What the task asks -
Reproduce all of the data that follows, character for character.

----

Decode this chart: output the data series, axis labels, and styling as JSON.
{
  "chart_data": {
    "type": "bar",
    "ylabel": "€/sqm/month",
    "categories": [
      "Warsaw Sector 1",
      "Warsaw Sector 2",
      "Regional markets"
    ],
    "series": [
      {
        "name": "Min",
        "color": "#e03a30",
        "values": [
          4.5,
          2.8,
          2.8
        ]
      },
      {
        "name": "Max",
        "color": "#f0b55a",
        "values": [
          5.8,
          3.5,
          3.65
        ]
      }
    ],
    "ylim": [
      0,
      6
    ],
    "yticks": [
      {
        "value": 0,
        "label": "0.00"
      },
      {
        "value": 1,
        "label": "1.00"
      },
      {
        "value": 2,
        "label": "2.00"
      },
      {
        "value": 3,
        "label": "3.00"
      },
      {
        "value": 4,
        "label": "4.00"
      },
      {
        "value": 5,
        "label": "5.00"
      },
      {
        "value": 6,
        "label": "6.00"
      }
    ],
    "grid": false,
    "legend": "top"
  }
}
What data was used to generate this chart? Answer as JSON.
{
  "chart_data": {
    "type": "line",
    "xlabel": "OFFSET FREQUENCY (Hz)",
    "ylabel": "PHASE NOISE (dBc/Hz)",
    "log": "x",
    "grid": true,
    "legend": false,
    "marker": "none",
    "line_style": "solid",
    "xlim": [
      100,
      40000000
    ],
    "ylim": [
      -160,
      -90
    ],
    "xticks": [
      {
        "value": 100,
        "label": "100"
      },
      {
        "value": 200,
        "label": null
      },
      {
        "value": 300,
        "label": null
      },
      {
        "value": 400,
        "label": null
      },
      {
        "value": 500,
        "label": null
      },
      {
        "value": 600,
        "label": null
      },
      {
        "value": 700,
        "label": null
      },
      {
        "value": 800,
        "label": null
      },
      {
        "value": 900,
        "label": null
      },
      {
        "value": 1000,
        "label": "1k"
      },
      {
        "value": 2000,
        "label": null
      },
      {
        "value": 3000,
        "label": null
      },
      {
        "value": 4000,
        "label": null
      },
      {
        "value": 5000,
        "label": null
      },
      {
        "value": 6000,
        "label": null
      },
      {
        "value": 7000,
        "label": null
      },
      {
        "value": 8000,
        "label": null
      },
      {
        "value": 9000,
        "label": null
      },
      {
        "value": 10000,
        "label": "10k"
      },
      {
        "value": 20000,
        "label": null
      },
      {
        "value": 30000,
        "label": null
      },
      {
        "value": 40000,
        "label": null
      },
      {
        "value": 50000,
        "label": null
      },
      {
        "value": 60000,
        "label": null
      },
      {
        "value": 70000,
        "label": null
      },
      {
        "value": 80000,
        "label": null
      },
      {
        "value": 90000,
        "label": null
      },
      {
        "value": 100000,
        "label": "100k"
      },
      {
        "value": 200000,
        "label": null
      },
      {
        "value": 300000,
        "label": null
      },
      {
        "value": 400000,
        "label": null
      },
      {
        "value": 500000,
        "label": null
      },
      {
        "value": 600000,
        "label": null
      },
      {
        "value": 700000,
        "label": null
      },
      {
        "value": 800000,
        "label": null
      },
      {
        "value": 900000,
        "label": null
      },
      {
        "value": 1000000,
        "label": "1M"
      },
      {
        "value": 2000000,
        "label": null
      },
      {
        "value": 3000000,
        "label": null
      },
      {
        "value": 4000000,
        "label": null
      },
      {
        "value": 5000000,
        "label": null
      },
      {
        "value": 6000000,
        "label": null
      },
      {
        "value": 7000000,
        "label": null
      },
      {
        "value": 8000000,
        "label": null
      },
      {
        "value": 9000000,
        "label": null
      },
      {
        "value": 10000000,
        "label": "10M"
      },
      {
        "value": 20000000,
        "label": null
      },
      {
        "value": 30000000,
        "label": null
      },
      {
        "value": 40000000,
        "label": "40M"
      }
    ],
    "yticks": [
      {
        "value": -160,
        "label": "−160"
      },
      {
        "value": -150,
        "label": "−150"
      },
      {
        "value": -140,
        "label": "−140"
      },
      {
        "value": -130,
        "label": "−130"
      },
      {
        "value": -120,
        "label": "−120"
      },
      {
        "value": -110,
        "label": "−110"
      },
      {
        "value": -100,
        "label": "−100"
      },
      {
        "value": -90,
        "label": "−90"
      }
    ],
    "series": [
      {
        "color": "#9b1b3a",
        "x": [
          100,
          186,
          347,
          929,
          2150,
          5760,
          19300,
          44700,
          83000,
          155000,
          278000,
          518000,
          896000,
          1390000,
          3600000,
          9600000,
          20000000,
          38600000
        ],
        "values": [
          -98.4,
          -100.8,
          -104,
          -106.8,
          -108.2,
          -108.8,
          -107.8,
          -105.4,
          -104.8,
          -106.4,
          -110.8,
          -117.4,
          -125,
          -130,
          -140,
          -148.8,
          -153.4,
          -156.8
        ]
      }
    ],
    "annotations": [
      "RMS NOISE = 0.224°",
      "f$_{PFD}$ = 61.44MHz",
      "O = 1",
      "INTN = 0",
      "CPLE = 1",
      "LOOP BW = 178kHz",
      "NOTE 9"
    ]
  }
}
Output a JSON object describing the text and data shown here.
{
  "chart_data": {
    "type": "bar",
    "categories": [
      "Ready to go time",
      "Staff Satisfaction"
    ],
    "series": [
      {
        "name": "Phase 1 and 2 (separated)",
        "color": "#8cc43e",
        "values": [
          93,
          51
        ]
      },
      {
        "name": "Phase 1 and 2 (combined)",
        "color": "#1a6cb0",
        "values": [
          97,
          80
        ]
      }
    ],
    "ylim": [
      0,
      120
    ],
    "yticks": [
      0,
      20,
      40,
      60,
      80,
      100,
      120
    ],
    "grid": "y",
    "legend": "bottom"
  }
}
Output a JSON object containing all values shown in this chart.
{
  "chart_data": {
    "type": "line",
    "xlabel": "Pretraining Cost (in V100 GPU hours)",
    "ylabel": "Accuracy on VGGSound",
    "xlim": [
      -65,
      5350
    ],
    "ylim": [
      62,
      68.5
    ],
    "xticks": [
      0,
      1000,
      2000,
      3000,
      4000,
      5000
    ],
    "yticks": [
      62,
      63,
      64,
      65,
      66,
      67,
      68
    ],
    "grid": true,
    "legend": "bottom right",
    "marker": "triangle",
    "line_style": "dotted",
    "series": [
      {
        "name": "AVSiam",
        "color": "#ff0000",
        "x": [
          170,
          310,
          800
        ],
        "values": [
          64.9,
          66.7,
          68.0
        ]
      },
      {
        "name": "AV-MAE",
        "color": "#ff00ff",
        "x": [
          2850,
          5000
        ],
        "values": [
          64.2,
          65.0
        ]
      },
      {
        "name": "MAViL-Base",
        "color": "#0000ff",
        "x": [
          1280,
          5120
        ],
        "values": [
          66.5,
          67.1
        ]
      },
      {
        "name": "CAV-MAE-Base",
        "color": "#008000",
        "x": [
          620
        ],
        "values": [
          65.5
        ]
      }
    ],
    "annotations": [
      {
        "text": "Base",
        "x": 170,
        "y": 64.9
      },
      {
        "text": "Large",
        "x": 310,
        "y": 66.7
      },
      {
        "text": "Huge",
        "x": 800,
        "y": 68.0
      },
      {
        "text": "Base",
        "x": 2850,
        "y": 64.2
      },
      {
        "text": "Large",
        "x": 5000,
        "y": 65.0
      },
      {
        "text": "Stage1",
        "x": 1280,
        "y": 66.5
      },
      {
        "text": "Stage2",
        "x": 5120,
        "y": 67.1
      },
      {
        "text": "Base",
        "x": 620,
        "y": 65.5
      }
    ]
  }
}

----

Answer for the task -
Decode this chart: output the data series, axis labels, and styling as JSON.
{
  "chart_data": {
    "type": "bar",
    "ylabel": "€/sqm/month",
    "categories": [
      "Warsaw Sector 1",
      "Warsaw Sector 2",
      "Regional markets"
    ],
    "series": [
      {
        "name": "Min",
        "color": "#e03a30",
        "values": [
          4.5,
          2.8,
          2.8
        ]
      },
      {
        "name": "Max",
        "color": "#f0b55a",
        "values": [
          5.8,
          3.5,
          3.65
        ]
      }
    ],
    "ylim": [
      0,
      6
    ],
    "yticks": [
      {
        "value": 0,
        "label": "0.00"
      },
      {
        "value": 1,
        "label": "1.00"
      },
      {
        "value": 2,
        "label": "2.00"
      },
      {
        "value": 3,
        "label": "3.00"
      },
      {
        "value": 4,
        "label": "4.00"
      },
      {
        "value": 5,
        "label": "5.00"
      },
      {
        "value": 6,
        "label": "6.00"
      }
    ],
    "grid": false,
    "legend": "top"
  }
}
What data was used to generate this chart? Answer as JSON.
{
  "chart_data": {
    "type": "line",
    "xlabel": "OFFSET FREQUENCY (Hz)",
    "ylabel": "PHASE NOISE (dBc/Hz)",
    "log": "x",
    "grid": true,
    "legend": false,
    "marker": "none",
    "line_style": "solid",
    "xlim": [
      100,
      40000000
    ],
    "ylim": [
      -160,
      -90
    ],
    "xticks": [
      {
        "value": 100,
        "label": "100"
      },
      {
        "value": 200,
        "label": null
      },
      {
        "value": 300,
        "label": null
      },
      {
        "value": 400,
        "label": null
      },
      {
        "value": 500,
        "label": null
      },
      {
        "value": 600,
        "label": null
      },
      {
        "value": 700,
        "label": null
      },
      {
        "value": 800,
        "label": null
      },
      {
        "value": 900,
        "label": null
      },
      {
        "value": 1000,
        "label": "1k"
      },
      {
        "value": 2000,
        "label": null
      },
      {
        "value": 3000,
        "label": null
      },
      {
        "value": 4000,
        "label": null
      },
      {
        "value": 5000,
        "label": null
      },
      {
        "value": 6000,
        "label": null
      },
      {
        "value": 7000,
        "label": null
      },
      {
        "value": 8000,
        "label": null
      },
      {
        "value": 9000,
        "label": null
      },
      {
        "value": 10000,
        "label": "10k"
      },
      {
        "value": 20000,
        "label": null
      },
      {
        "value": 30000,
        "label": null
      },
      {
        "value": 40000,
        "label": null
      },
      {
        "value": 50000,
        "label": null
      },
      {
        "value": 60000,
        "label": null
      },
      {
        "value": 70000,
        "label": null
      },
      {
        "value": 80000,
        "label": null
      },
      {
        "value": 90000,
        "label": null
      },
      {
        "value": 100000,
        "label": "100k"
      },
      {
        "value": 200000,
        "label": null
      },
      {
        "value": 300000,
        "label": null
      },
      {
        "value": 400000,
        "label": null
      },
      {
        "value": 500000,
        "label": null
      },
      {
        "value": 600000,
        "label": null
      },
      {
        "value": 700000,
        "label": null
      },
      {
        "value": 800000,
        "label": null
      },
      {
        "value": 900000,
        "label": null
      },
      {
        "value": 1000000,
        "label": "1M"
      },
      {
        "value": 2000000,
        "label": null
      },
      {
        "value": 3000000,
        "label": null
      },
      {
        "value": 4000000,
        "label": null
      },
      {
        "value": 5000000,
        "label": null
      },
      {
        "value": 6000000,
        "label": null
      },
      {
        "value": 7000000,
        "label": null
      },
      {
        "value": 8000000,
        "label": null
      },
      {
        "value": 9000000,
        "label": null
      },
      {
        "value": 10000000,
        "label": "10M"
      },
      {
        "value": 20000000,
        "label": null
      },
      {
        "value": 30000000,
        "label": null
      },
      {
        "value": 40000000,
        "label": "40M"
      }
    ],
    "yticks": [
      {
        "value": -160,
        "label": "−160"
      },
      {
        "value": -150,
        "label": "−150"
      },
      {
        "value": -140,
        "label": "−140"
      },
      {
        "value": -130,
        "label": "−130"
      },
      {
        "value": -120,
        "label": "−120"
      },
      {
        "value": -110,
        "label": "−110"
      },
      {
        "value": -100,
        "label": "−100"
      },
      {
        "value": -90,
        "label": "−90"
      }
    ],
    "series": [
      {
        "color": "#9b1b3a",
        "x": [
          100,
          186,
          347,
          929,
          2150,
          5760,
          19300,
          44700,
          83000,
          155000,
          278000,
          518000,
          896000,
          1390000,
          3600000,
          9600000,
          20000000,
          38600000
        ],
        "values": [
          -98.4,
          -100.8,
          -104,
          -106.8,
          -108.2,
          -108.8,
          -107.8,
          -105.4,
          -104.8,
          -106.4,
          -110.8,
          -117.4,
          -125,
          -130,
          -140,
          -148.8,
          -153.4,
          -156.8
        ]
      }
    ],
    "annotations": [
      "RMS NOISE = 0.224°",
      "f$_{PFD}$ = 61.44MHz",
      "O = 1",
      "INTN = 0",
      "CPLE = 1",
      "LOOP BW = 178kHz",
      "NOTE 9"
    ]
  }
}
Output a JSON object describing the text and data shown here.
{
  "chart_data": {
    "type": "bar",
    "categories": [
      "Ready to go time",
      "Staff Satisfaction"
    ],
    "series": [
      {
        "name": "Phase 1 and 2 (separated)",
        "color": "#8cc43e",
        "values": [
          93,
          51
        ]
      },
      {
        "name": "Phase 1 and 2 (combined)",
        "color": "#1a6cb0",
        "values": [
          97,
          80
        ]
      }
    ],
    "ylim": [
      0,
      120
    ],
    "yticks": [
      0,
      20,
      40,
      60,
      80,
      100,
      120
    ],
    "grid": "y",
    "legend": "bottom"
  }
}
Output a JSON object containing all values shown in this chart.
{
  "chart_data": {
    "type": "line",
    "xlabel": "Pretraining Cost (in V100 GPU hours)",
    "ylabel": "Accuracy on VGGSound",
    "xlim": [
      -65,
      5350
    ],
    "ylim": [
      62,
      68.5
    ],
    "xticks": [
      0,
      1000,
      2000,
      3000,
      4000,
      5000
    ],
    "yticks": [
      62,
      63,
      64,
      65,
      66,
      67,
      68
    ],
    "grid": true,
    "legend": "bottom right",
    "marker": "triangle",
    "line_style": "dotted",
    "series": [
      {
        "name": "AVSiam",
        "color": "#ff0000",
        "x": [
          170,
          310,
          800
        ],
        "values": [
          64.9,
          66.7,
          68.0
        ]
      },
      {
        "name": "AV-MAE",
        "color": "#ff00ff",
        "x": [
          2850,
          5000
        ],
        "values": [
          64.2,
          65.0
        ]
      },
      {
        "name": "MAViL-Base",
        "color": "#0000ff",
        "x": [
          1280,
          5120
        ],
        "values": [
          66.5,
          67.1
        ]
      },
      {
        "name": "CAV-MAE-Base",
        "color": "#008000",
        "x": [
          620
        ],
        "values": [
          65.5
        ]
      }
    ],
    "annotations": [
      {
        "text": "Base",
        "x": 170,
        "y": 64.9
      },
      {
        "text": "Large",
        "x": 310,
        "y": 66.7
      },
      {
        "text": "Huge",
        "x": 800,
        "y": 68.0
      },
      {
        "text": "Base",
        "x": 2850,
        "y": 64.2
      },
      {
        "text": "Large",
        "x": 5000,
        "y": 65.0
      },
      {
        "text": "Stage1",
        "x": 1280,
        "y": 66.5
      },
      {
        "text": "Stage2",
        "x": 5120,
        "y": 67.1
      },
      {
        "text": "Base",
        "x": 620,
        "y": 65.5
      }
    ]
  }
}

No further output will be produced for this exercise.